Determine the number of lines where "Jean" occurs and reply with that number by itself.

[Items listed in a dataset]
>>

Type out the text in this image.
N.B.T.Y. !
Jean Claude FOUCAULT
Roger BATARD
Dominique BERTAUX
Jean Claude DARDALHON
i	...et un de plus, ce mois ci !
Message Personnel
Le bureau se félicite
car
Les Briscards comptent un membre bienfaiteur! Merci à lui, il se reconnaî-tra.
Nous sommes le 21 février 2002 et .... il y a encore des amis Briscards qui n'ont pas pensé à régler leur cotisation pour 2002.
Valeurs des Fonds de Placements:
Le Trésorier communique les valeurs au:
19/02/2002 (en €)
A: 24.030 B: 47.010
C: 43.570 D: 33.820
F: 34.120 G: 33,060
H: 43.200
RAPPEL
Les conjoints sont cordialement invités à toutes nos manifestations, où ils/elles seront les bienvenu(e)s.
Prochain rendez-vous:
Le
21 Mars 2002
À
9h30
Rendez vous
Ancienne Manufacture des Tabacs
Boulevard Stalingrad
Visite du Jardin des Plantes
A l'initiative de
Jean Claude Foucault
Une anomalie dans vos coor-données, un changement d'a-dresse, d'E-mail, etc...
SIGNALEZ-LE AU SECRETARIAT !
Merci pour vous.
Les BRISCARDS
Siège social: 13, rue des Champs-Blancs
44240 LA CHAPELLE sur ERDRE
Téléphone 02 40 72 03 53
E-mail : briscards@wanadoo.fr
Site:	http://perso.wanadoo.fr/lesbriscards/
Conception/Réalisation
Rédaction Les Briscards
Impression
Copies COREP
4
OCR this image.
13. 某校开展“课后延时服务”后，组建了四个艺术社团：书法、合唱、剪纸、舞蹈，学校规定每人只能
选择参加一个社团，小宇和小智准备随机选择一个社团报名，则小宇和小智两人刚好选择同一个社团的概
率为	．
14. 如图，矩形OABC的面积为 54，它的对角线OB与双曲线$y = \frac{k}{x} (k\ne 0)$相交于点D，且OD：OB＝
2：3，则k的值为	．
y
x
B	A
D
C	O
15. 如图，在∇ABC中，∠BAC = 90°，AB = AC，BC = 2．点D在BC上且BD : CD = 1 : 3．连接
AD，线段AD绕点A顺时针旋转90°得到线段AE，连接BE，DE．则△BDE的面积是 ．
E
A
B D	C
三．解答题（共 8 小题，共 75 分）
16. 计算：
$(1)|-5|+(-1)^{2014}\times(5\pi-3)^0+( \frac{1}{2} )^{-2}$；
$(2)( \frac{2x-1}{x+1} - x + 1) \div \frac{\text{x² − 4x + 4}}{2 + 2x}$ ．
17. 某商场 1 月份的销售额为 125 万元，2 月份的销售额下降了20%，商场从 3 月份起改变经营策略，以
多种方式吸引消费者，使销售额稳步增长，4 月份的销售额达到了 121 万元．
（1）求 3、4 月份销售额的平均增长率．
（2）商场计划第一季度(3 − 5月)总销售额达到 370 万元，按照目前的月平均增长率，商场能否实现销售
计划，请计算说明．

<<

_Task answer_
3